▸ **EXCERPTED DATA**:
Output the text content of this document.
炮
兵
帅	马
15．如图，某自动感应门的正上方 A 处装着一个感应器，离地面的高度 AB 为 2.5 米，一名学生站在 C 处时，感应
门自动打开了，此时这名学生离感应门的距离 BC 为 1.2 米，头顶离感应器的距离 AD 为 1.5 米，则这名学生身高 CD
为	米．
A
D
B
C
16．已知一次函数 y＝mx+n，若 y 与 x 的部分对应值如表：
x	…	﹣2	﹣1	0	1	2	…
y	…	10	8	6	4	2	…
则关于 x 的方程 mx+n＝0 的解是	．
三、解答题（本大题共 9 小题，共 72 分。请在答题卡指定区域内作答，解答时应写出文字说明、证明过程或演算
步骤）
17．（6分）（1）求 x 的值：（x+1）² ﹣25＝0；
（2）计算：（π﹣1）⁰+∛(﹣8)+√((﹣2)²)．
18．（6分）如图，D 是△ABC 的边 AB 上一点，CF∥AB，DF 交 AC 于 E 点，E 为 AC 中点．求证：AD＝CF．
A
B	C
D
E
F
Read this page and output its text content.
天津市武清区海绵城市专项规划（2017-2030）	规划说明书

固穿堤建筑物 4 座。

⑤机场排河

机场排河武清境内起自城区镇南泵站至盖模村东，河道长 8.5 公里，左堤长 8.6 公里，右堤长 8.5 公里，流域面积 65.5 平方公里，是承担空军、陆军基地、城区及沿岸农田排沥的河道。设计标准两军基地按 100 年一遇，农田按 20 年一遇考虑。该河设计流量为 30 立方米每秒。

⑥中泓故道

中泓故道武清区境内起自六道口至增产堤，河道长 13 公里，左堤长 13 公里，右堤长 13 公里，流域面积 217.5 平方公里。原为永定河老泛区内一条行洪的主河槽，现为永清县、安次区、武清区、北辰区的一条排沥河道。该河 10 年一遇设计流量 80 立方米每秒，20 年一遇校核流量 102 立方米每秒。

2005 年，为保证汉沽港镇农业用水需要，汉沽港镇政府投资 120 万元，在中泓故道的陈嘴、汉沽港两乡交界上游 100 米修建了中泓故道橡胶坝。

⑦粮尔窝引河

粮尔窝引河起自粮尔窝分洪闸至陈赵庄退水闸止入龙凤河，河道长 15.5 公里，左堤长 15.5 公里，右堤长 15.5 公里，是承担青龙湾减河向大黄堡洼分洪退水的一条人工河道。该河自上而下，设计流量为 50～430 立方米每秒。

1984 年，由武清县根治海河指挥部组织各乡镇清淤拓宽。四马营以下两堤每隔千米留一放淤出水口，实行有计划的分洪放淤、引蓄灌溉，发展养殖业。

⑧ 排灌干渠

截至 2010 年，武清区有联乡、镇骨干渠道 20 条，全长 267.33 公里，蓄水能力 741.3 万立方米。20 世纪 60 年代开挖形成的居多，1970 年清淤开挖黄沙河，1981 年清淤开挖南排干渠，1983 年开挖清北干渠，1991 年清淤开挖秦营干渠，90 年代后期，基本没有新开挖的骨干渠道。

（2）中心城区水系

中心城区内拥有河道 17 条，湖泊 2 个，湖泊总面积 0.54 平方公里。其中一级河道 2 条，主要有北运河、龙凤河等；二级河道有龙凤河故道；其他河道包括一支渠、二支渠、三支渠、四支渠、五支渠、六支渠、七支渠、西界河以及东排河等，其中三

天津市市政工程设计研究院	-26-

▸ **THE EXERCISE**: Pull out every line in the data above that has the word "平方公里".

▸ **THE SOLUTION**:
机场排河武清境内起自城区镇南泵站至盖模村东，河道长 8.5 公里，左堤长 8.6 公里，右堤长 8.5 公里，流域面积 65.5 平方公里，是承担空军、陆军基地、城区及沿岸农田排沥的河道。设计标准两军基地按 100 年一遇，农田按 20 年一遇考虑。该河设计流量为 30 立方米每秒。
中泓故道武清区境内起自六道口至增产堤，河道长 13 公里，左堤长 13 公里，右堤长 13 公里，流域面积 217.5 平方公里。原为永定河老泛区内一条行洪的主河槽，现为永清县、安次区、武清区、北辰区的一条排沥河道。该河 10 年一遇设计流量 80 立方米每秒，20 年一遇校核流量 102 立方米每秒。
中心城区内拥有河道 17 条，湖泊 2 个，湖泊总面积 0.54 平方公里。其中一级河道 2 条，主要有北运河、龙凤河等；二级河道有龙凤河故道；其他河道包括一支渠、二支渠、三支渠、四支渠、五支渠、六支渠、七支渠、西界河以及东排河等，其中三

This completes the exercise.